> **Work to be completed**
Find every line in the records below that holds the word "moyennant" and copy it.

> **Data records**
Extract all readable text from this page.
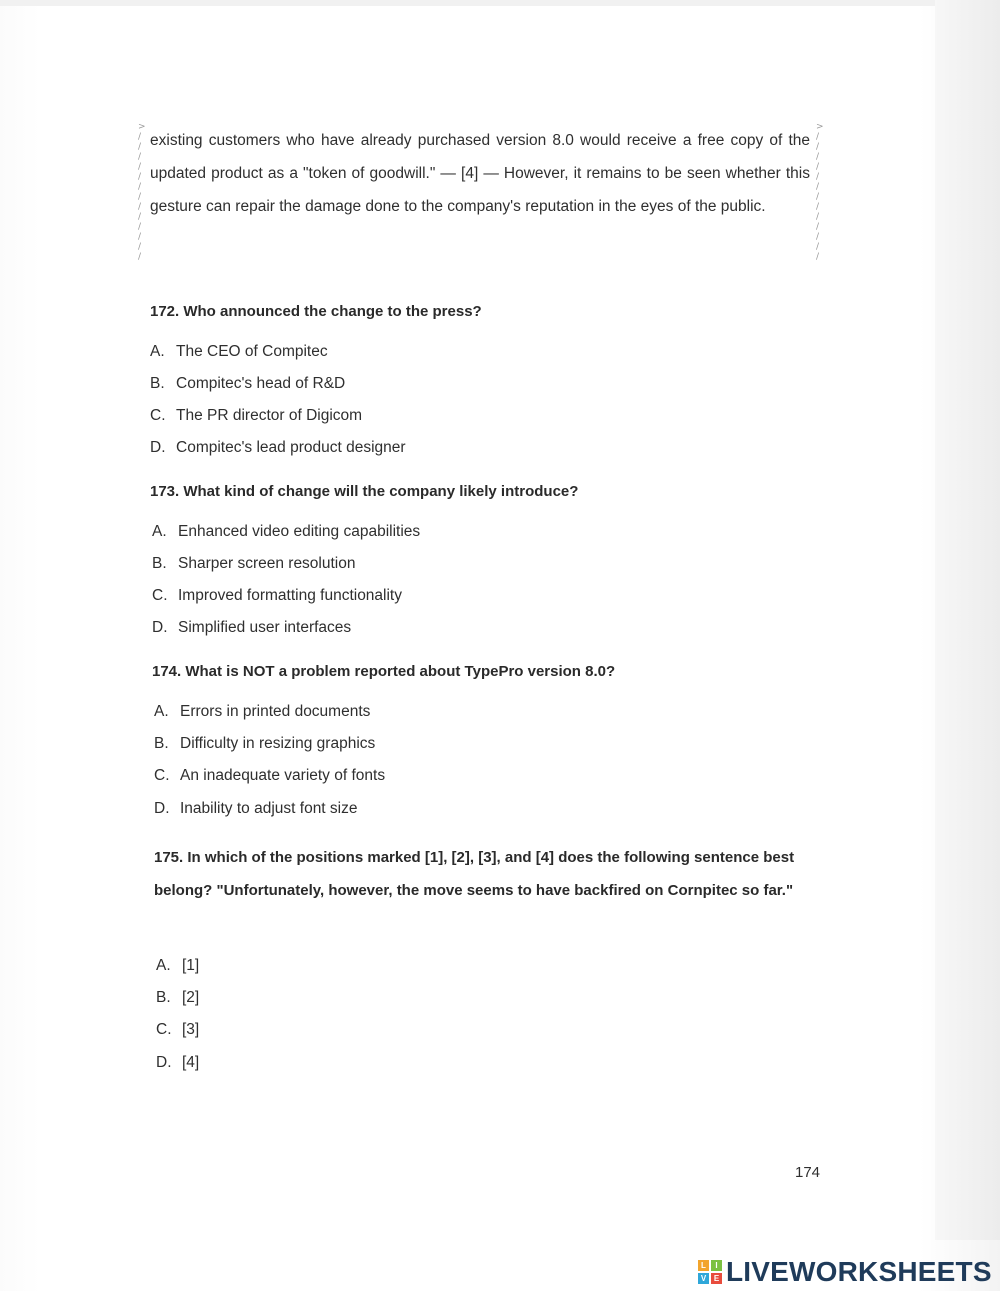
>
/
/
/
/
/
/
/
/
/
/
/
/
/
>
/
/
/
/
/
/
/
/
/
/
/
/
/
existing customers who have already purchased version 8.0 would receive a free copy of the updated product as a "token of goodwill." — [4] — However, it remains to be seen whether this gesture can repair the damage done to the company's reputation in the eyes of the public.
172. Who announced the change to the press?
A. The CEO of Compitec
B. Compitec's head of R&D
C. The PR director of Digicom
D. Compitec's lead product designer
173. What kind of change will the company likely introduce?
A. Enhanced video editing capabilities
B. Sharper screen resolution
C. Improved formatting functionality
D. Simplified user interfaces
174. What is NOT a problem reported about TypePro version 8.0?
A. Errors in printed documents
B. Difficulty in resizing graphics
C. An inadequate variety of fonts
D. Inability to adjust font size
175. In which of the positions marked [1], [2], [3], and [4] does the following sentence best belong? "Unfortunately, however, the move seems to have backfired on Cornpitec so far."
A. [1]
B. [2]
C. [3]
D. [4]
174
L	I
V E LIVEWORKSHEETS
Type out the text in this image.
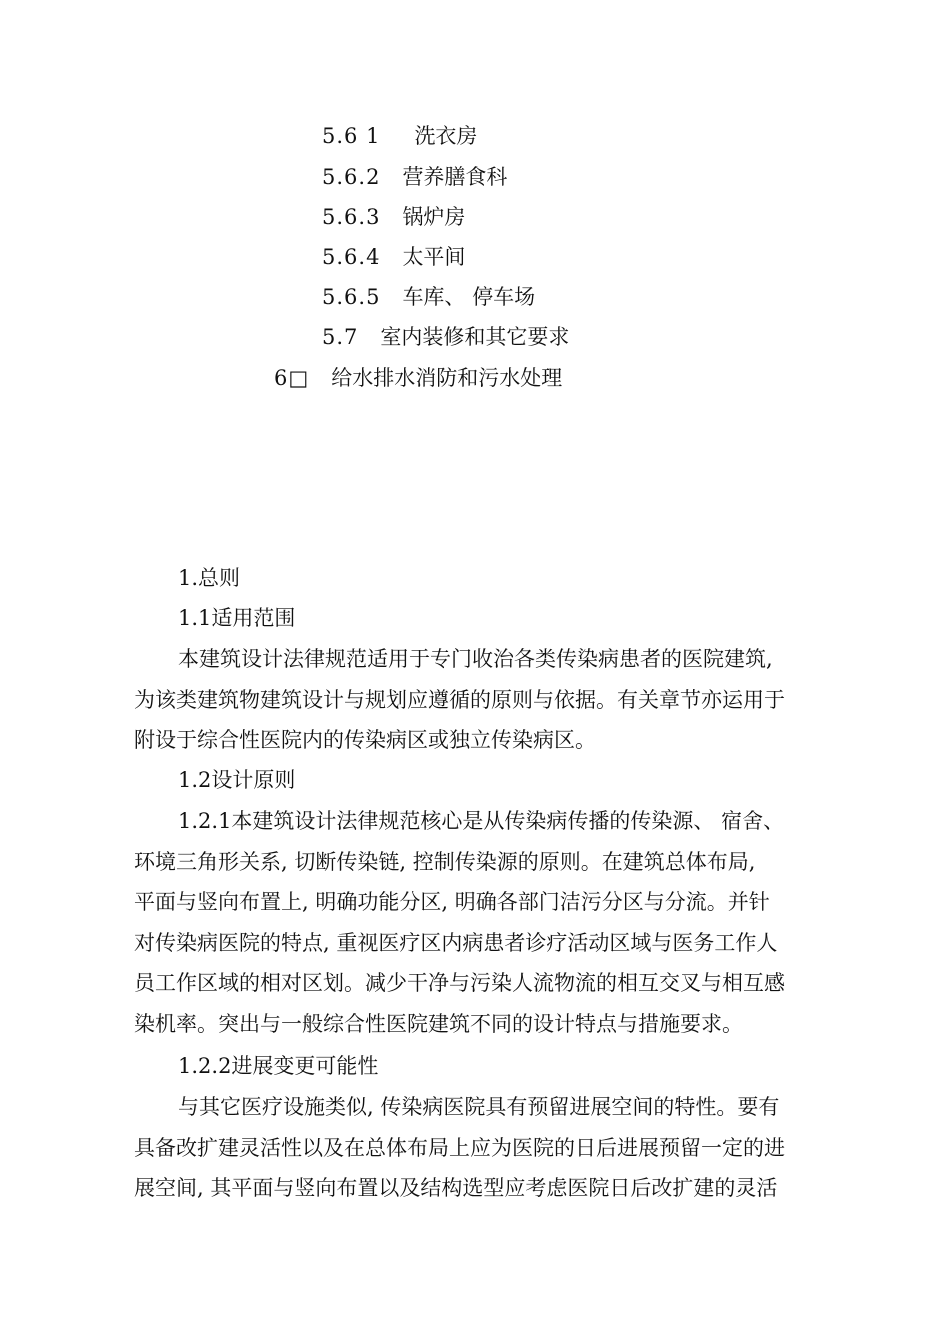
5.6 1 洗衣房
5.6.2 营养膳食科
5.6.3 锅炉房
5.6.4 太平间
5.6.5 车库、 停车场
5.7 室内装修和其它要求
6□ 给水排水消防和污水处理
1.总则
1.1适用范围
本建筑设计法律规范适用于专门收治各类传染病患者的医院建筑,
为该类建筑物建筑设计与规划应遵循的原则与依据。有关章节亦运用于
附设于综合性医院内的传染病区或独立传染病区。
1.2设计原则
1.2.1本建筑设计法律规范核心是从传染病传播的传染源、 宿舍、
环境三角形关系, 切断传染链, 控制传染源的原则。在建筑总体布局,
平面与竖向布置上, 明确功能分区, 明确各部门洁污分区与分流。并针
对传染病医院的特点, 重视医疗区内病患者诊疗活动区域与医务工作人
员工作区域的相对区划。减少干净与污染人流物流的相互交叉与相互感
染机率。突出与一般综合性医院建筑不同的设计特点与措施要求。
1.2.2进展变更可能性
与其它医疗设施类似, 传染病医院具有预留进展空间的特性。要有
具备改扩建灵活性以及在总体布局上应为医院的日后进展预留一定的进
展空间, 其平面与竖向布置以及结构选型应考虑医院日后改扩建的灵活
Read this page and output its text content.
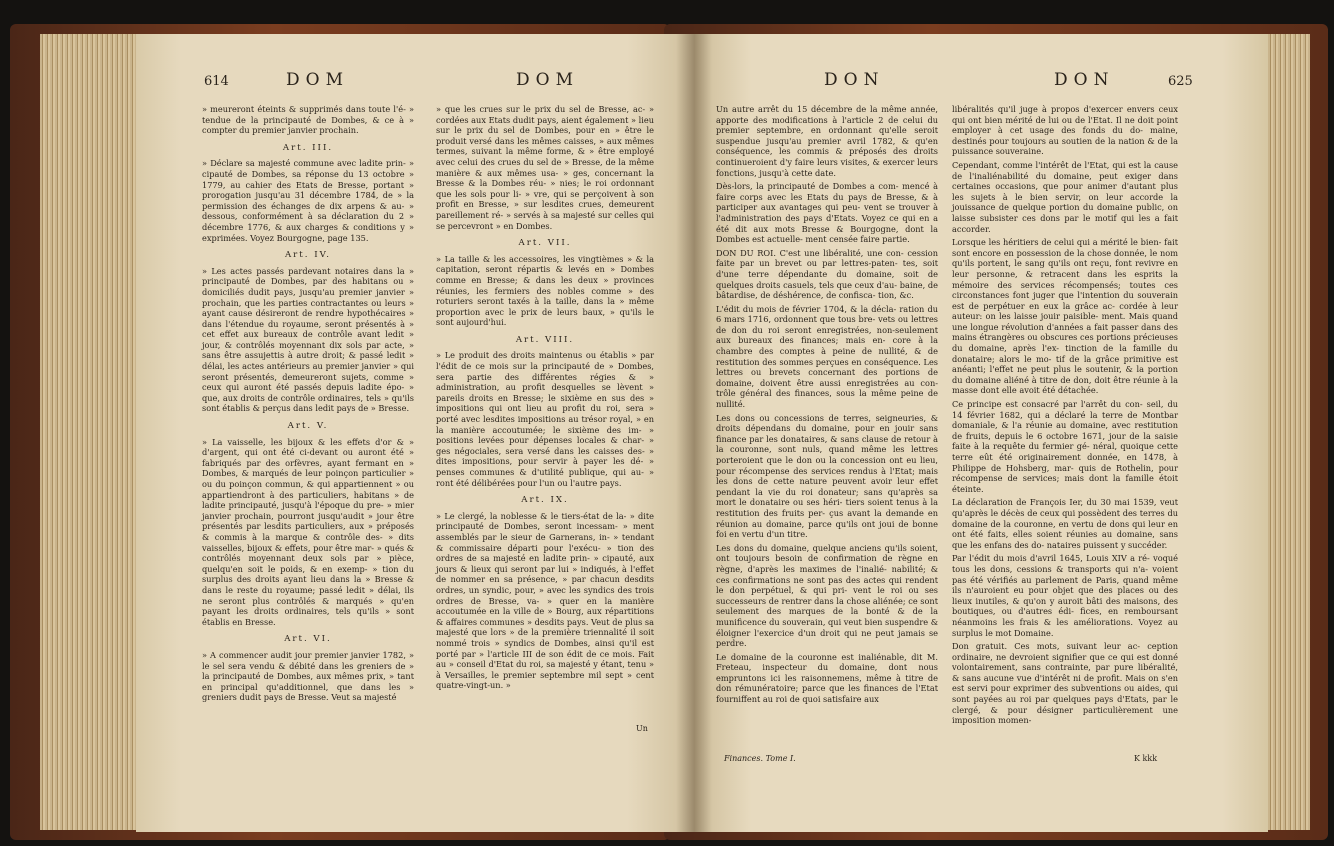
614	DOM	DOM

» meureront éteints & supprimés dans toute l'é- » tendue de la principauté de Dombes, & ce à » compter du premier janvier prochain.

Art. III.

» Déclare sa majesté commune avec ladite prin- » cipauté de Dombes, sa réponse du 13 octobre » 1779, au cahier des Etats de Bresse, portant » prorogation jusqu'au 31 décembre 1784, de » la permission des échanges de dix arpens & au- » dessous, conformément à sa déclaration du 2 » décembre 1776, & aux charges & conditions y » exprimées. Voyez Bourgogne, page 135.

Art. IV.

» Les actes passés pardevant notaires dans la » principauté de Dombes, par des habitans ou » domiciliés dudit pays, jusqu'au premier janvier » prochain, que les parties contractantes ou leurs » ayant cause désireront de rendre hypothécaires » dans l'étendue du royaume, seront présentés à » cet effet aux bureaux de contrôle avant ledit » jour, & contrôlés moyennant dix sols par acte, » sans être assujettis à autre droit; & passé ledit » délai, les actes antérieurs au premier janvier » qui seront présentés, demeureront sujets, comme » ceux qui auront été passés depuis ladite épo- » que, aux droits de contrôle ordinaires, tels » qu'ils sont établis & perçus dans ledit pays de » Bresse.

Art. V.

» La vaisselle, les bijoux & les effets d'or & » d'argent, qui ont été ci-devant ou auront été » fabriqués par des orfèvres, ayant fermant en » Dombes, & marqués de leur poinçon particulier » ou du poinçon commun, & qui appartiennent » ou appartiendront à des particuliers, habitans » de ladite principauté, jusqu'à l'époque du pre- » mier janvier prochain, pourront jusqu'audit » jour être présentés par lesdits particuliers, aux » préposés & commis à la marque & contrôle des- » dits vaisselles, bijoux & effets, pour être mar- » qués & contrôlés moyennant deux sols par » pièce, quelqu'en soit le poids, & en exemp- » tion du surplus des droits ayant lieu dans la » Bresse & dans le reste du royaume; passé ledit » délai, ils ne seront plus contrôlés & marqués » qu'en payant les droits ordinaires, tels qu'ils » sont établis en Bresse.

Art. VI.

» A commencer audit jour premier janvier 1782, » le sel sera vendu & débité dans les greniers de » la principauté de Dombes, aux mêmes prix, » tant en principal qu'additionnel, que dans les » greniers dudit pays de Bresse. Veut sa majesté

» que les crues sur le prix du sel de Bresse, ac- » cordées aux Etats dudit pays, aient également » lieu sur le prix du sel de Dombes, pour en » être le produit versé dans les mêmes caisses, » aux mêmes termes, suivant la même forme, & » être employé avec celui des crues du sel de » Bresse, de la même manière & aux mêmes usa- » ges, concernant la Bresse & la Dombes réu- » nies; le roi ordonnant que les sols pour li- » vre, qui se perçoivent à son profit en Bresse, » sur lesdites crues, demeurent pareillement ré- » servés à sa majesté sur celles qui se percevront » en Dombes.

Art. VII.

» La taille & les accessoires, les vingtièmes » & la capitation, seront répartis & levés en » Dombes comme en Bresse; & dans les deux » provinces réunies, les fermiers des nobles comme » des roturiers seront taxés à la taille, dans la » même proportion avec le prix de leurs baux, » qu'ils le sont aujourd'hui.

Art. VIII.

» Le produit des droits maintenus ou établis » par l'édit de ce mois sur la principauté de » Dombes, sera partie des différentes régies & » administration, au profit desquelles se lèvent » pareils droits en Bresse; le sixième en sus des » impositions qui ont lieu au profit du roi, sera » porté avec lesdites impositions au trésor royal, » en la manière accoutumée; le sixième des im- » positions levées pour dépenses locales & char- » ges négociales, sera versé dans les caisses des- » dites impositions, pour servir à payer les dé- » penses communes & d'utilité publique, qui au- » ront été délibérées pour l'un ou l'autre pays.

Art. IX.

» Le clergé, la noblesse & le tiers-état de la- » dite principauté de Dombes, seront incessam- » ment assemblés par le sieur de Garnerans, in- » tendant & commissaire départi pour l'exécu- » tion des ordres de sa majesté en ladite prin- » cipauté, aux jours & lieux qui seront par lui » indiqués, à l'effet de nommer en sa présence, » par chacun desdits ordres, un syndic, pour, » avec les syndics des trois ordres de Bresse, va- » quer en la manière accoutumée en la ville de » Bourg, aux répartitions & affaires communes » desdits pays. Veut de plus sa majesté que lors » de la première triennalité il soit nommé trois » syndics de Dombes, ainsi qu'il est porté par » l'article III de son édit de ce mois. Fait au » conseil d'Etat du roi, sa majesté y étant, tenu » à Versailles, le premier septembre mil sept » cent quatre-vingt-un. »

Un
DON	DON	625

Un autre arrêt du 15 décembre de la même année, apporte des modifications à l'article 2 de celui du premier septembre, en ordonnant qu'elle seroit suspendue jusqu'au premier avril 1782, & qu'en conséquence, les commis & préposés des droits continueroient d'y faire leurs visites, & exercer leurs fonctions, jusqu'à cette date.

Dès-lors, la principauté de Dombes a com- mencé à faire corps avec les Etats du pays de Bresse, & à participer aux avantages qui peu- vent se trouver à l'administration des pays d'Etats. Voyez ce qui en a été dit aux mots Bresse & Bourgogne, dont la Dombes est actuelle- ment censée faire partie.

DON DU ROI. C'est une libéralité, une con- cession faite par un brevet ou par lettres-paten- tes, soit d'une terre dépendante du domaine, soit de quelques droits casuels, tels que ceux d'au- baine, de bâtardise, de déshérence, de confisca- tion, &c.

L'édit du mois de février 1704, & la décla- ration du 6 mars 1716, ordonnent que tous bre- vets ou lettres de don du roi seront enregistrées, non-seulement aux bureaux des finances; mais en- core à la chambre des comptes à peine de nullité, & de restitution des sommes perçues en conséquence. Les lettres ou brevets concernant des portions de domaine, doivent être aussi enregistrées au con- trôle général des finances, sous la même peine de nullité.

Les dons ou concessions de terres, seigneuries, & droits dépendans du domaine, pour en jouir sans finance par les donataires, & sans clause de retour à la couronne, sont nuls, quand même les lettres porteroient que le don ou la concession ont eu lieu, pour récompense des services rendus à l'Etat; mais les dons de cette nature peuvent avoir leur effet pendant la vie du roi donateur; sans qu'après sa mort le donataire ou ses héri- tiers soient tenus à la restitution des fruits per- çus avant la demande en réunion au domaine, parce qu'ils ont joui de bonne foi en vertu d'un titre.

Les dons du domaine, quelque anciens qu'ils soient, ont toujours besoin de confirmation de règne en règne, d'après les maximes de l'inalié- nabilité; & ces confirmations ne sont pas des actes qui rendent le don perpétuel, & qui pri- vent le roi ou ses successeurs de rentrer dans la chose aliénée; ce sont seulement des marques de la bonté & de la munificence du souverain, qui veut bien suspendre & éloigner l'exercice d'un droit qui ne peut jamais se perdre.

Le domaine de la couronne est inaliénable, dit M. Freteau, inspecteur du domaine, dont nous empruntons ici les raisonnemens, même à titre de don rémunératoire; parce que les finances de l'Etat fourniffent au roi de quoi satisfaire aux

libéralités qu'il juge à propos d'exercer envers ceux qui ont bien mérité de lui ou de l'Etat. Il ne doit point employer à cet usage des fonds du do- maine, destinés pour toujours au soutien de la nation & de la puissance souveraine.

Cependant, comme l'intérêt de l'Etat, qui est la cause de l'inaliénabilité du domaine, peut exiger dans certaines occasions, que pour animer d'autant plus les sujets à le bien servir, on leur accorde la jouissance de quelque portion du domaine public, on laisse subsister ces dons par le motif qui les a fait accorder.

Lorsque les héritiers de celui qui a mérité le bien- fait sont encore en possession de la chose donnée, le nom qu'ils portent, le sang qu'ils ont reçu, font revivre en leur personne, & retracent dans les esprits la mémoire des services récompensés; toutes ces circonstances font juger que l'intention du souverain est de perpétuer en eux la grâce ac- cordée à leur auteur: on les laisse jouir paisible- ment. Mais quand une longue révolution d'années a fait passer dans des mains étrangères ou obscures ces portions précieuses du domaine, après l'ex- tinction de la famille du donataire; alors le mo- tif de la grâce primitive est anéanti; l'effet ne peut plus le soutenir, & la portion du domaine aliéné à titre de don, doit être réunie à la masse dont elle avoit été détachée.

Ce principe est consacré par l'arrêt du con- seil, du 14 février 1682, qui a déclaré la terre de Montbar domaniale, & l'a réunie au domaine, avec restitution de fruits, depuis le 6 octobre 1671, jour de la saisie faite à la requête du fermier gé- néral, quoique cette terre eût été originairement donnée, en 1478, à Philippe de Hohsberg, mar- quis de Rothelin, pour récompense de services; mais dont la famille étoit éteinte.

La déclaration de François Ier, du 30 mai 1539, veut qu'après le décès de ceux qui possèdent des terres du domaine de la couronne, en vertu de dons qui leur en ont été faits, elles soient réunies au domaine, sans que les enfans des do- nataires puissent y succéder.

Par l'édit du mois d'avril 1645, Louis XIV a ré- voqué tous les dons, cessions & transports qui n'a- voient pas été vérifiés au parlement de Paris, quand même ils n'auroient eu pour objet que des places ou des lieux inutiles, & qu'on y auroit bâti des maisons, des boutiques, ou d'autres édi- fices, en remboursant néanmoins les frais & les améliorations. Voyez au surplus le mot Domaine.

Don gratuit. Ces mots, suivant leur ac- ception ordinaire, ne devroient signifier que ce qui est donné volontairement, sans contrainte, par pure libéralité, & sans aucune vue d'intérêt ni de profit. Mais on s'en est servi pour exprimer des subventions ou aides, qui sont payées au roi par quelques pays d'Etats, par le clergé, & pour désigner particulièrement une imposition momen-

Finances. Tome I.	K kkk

> **Exercise answer**
» Les actes passés pardevant notaires dans la » principauté de Dombes, par des habitans ou » domiciliés dudit pays, jusqu'au premier janvier » prochain, que les parties contractantes ou leurs » ayant cause désireront de rendre hypothécaires » dans l'étendue du royaume, seront présentés à » cet effet aux bureaux de contrôle avant ledit » jour, & contrôlés moyennant dix sols par acte, » sans être assujettis à autre droit; & passé ledit » délai, les actes antérieurs au premier janvier » qui seront présentés, demeureront sujets, comme » ceux qui auront été passés depuis ladite épo- » que, aux droits de contrôle ordinaires, tels » qu'ils sont établis & perçus dans ledit pays de » Bresse.
» La vaisselle, les bijoux & les effets d'or & » d'argent, qui ont été ci-devant ou auront été » fabriqués par des orfèvres, ayant fermant en » Dombes, & marqués de leur poinçon particulier » ou du poinçon commun, & qui appartiennent » ou appartiendront à des particuliers, habitans » de ladite principauté, jusqu'à l'époque du pre- » mier janvier prochain, pourront jusqu'audit » jour être présentés par lesdits particuliers, aux » préposés & commis à la marque & contrôle des- » dits vaisselles, bijoux & effets, pour être mar- » qués & contrôlés moyennant deux sols par » pièce, quelqu'en soit le poids, & en exemp- » tion du surplus des droits ayant lieu dans la » Bresse & dans le reste du royaume; passé ledit » délai, ils ne seront plus contrôlés & marqués » qu'en payant les droits ordinaires, tels qu'ils » sont établis en Bresse.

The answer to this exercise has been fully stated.